/---

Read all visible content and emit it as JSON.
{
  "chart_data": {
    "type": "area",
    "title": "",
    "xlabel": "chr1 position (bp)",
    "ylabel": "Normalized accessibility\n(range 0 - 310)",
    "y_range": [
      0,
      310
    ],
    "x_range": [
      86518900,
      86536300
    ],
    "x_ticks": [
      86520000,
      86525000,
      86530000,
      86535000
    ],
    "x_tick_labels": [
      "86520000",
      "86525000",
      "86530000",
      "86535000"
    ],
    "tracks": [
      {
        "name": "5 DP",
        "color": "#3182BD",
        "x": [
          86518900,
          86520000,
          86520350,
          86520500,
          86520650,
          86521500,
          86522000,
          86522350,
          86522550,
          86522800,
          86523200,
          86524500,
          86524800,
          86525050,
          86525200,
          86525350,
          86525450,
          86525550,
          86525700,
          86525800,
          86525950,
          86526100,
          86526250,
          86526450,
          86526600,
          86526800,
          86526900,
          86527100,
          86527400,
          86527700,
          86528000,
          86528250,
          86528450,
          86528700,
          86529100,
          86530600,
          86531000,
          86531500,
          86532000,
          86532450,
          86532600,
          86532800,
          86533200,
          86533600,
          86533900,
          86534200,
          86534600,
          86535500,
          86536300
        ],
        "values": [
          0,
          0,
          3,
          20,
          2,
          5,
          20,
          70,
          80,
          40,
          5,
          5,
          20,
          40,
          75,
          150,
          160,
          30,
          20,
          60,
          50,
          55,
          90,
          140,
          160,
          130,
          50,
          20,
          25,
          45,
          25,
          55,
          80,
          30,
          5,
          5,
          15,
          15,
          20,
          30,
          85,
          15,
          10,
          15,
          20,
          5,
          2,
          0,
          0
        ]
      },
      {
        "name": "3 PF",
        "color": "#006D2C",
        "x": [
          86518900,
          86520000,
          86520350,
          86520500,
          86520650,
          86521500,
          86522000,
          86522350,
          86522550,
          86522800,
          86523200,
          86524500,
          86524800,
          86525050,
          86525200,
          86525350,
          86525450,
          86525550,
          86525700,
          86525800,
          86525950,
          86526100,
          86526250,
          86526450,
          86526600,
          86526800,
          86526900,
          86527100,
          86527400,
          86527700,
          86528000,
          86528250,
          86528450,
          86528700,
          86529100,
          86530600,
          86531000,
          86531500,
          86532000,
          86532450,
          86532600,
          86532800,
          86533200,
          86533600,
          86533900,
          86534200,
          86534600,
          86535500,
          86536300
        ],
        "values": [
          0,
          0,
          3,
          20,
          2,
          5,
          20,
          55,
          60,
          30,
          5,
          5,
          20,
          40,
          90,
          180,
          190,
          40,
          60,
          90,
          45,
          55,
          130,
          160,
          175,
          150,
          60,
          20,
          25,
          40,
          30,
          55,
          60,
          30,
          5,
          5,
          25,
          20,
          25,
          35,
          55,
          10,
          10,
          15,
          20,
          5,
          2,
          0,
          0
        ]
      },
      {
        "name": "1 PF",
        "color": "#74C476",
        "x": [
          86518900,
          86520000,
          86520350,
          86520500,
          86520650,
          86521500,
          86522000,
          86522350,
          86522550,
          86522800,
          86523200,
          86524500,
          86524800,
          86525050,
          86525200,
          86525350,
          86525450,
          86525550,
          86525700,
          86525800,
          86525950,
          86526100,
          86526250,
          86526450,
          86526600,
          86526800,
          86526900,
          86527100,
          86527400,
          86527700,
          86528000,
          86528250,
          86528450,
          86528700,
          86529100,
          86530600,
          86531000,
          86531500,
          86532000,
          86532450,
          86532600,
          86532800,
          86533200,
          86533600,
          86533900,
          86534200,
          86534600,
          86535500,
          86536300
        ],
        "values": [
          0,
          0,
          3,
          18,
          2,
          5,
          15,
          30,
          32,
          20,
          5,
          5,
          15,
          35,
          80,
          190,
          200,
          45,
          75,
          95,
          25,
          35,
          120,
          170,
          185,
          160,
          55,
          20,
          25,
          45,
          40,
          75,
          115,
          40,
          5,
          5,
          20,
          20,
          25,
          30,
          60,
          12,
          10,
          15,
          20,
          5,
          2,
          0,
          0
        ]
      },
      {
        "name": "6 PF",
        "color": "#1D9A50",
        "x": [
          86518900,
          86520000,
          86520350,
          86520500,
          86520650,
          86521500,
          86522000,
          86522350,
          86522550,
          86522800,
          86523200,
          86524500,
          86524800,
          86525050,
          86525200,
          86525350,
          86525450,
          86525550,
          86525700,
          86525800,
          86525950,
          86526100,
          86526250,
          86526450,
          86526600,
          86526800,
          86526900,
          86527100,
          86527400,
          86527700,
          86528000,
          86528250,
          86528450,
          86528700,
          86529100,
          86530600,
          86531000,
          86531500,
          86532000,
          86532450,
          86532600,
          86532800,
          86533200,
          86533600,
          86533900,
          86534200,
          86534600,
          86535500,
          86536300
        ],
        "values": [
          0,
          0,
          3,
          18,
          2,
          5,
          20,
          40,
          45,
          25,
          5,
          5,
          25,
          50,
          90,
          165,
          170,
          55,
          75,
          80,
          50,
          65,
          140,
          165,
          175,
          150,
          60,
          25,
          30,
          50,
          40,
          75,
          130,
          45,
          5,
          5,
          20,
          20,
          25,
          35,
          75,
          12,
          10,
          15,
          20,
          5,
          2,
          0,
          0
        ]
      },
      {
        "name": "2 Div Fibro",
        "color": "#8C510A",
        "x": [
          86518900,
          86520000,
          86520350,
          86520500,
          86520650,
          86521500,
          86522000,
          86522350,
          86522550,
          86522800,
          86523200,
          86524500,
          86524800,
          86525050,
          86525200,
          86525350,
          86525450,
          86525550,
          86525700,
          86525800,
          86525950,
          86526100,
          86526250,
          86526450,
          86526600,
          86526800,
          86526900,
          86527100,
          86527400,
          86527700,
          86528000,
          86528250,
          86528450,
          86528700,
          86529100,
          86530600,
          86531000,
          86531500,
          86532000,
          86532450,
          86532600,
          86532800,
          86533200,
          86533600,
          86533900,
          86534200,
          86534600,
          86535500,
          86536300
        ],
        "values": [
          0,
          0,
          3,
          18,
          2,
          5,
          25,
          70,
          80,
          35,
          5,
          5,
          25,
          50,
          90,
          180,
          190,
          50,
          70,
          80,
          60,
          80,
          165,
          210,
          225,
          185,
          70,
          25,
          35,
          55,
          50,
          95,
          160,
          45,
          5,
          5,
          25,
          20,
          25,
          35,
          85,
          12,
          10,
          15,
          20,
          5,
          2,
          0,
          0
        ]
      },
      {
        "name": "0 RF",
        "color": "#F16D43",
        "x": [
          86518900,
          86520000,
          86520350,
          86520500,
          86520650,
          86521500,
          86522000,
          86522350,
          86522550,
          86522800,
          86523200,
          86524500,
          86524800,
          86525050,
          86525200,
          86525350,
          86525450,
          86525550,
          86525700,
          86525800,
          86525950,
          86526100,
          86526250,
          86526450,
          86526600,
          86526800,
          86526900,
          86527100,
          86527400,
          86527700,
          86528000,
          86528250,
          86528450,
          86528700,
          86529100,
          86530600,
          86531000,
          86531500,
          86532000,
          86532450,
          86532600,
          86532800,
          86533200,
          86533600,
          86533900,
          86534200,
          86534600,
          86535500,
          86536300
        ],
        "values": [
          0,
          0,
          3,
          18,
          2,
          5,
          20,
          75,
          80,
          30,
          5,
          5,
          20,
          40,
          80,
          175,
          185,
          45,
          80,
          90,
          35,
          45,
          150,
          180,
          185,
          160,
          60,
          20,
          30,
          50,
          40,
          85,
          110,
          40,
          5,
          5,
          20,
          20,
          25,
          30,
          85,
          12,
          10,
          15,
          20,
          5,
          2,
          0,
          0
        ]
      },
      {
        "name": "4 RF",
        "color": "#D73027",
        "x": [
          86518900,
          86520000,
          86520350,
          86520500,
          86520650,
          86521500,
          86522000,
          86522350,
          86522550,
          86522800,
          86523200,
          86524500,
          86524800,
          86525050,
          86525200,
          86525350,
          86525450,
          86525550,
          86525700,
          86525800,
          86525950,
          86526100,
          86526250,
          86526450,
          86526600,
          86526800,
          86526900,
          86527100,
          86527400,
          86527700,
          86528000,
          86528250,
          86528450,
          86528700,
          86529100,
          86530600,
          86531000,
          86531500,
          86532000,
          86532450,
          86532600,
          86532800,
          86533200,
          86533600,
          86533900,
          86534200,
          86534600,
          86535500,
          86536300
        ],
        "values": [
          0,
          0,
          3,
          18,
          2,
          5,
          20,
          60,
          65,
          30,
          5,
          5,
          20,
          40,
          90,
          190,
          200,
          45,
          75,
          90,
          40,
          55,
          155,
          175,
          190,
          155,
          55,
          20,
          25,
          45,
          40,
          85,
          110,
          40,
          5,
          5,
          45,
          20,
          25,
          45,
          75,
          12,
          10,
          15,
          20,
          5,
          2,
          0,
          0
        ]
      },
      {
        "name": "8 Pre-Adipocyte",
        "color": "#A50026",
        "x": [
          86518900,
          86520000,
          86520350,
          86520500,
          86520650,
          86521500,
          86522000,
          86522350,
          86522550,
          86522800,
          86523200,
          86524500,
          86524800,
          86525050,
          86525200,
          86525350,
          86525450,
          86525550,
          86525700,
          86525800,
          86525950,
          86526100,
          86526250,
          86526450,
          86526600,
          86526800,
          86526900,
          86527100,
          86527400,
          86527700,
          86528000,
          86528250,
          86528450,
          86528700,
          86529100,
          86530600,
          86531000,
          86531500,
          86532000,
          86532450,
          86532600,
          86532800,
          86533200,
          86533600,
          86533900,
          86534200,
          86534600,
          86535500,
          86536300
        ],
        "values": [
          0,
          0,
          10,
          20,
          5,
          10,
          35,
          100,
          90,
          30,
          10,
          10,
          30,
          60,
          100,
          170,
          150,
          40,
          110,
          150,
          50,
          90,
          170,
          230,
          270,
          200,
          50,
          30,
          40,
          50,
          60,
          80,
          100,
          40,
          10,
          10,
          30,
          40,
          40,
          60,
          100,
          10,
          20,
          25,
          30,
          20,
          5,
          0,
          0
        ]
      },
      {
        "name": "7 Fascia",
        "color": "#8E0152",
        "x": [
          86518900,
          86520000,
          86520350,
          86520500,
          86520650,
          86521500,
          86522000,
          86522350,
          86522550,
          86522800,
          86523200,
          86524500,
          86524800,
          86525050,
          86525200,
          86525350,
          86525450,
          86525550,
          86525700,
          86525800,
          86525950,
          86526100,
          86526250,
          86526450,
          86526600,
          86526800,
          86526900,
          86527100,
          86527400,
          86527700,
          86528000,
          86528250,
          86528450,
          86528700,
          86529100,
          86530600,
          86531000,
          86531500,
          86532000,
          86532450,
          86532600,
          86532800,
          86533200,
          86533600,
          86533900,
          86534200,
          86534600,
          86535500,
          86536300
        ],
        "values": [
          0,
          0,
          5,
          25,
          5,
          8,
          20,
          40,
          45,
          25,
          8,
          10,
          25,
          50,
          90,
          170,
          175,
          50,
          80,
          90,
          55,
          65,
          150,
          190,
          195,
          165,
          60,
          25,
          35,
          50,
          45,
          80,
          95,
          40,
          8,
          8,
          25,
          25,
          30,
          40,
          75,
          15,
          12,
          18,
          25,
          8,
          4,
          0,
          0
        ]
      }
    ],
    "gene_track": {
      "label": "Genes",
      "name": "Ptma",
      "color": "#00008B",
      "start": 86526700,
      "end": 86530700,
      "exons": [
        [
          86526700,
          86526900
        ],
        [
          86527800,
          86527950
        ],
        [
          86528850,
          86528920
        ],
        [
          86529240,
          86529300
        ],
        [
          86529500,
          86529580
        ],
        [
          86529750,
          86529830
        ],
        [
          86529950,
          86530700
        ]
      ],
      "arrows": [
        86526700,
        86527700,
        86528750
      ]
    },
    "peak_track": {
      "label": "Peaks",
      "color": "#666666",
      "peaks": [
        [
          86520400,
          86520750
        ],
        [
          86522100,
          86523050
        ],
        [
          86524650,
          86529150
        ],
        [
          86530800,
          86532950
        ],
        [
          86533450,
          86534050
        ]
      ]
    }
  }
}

\---

> [THE PROBLEM]:
Filter the records above for the string "color" and copy each matching line.

> [OUTPUT FOR THIS EXERCISE]:
        "color": "#3182BD",
        "color": "#006D2C",
        "color": "#74C476",
        "color": "#1D9A50",
        "color": "#8C510A",
        "color": "#F16D43",
        "color": "#D73027",
        "color": "#A50026",
        "color": "#8E0152",
      "color": "#00008B",
      "color": "#666666",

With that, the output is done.